▶ [Data lines]:

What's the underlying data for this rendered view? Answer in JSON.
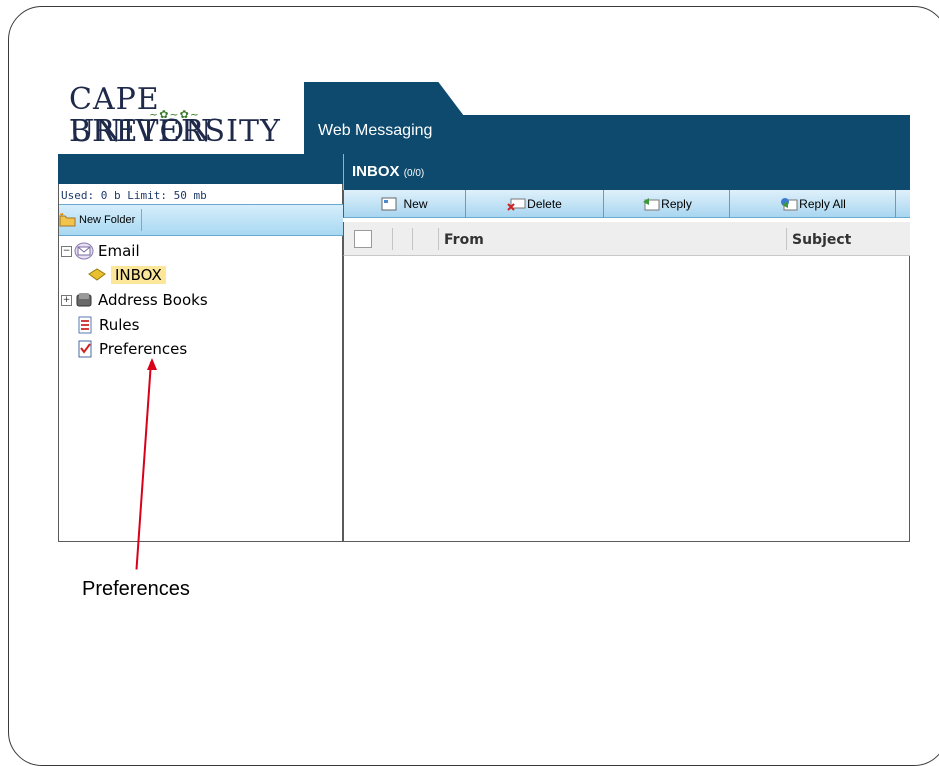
{
  "logo": {
    "line1": "CAPE BRETON",
    "line2": "UNIVERSITY"
  },
  "header": {
    "app_title": "Web Messaging"
  },
  "sidebar": {
    "usage": "Used: 0 b Limit: 50 mb",
    "new_folder_label": "New Folder",
    "tree": [
      {
        "label": "Email",
        "icon": "envelope-icon",
        "expander": "⊟"
      },
      {
        "label": "INBOX",
        "icon": "inbox-folder-icon",
        "selected": true
      },
      {
        "label": "Address Books",
        "icon": "address-book-icon",
        "expander": "⊞"
      },
      {
        "label": "Rules",
        "icon": "rules-icon"
      },
      {
        "label": "Preferences",
        "icon": "preferences-icon"
      }
    ]
  },
  "main": {
    "folder_title": "INBOX",
    "folder_count": "(0/0)",
    "toolbar": [
      {
        "label": "New",
        "icon": "new-message-icon"
      },
      {
        "label": "Delete",
        "icon": "delete-icon"
      },
      {
        "label": "Reply",
        "icon": "reply-icon"
      },
      {
        "label": "Reply All",
        "icon": "reply-all-icon"
      }
    ],
    "columns": {
      "from": "From",
      "subject": "Subject"
    }
  },
  "callout": {
    "label": "Preferences",
    "color": "#d9001b"
  },
  "colors": {
    "brand_band": "#0d4a6e",
    "toolbar_light": "#dff1fb",
    "selection": "#fbe69a"
  }
}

▶ [Given problem]: A faithful copy of the records above is needed, with the pictures left out.

▶ [Reply]:
What's the underlying data for this rendered view? Answer in JSON.
{
  "logo": {
    "line1": "CAPE BRETON",
    "line2": "UNIVERSITY"
  },
  "header": {
    "app_title": "Web Messaging"
  },
  "sidebar": {
    "usage": "Used: 0 b Limit: 50 mb",
    "new_folder_label": "New Folder",
    "tree": [
      {
        "label": "Email",
        "icon": "envelope-icon",
        "expander": "⊟"
      },
      {
        "label": "INBOX",
        "icon": "inbox-folder-icon",
        "selected": true
      },
      {
        "label": "Address Books",
        "icon": "address-book-icon",
        "expander": "⊞"
      },
      {
        "label": "Rules",
        "icon": "rules-icon"
      },
      {
        "label": "Preferences",
        "icon": "preferences-icon"
      }
    ]
  },
  "main": {
    "folder_title": "INBOX",
    "folder_count": "(0/0)",
    "toolbar": [
      {
        "label": "New",
        "icon": "new-message-icon"
      },
      {
        "label": "Delete",
        "icon": "delete-icon"
      },
      {
        "label": "Reply",
        "icon": "reply-icon"
      },
      {
        "label": "Reply All",
        "icon": "reply-all-icon"
      }
    ],
    "columns": {
      "from": "From",
      "subject": "Subject"
    }
  },
  "callout": {
    "label": "Preferences",
    "color": "#d9001b"
  },
  "colors": {
    "brand_band": "#0d4a6e",
    "toolbar_light": "#dff1fb",
    "selection": "#fbe69a"
  }
}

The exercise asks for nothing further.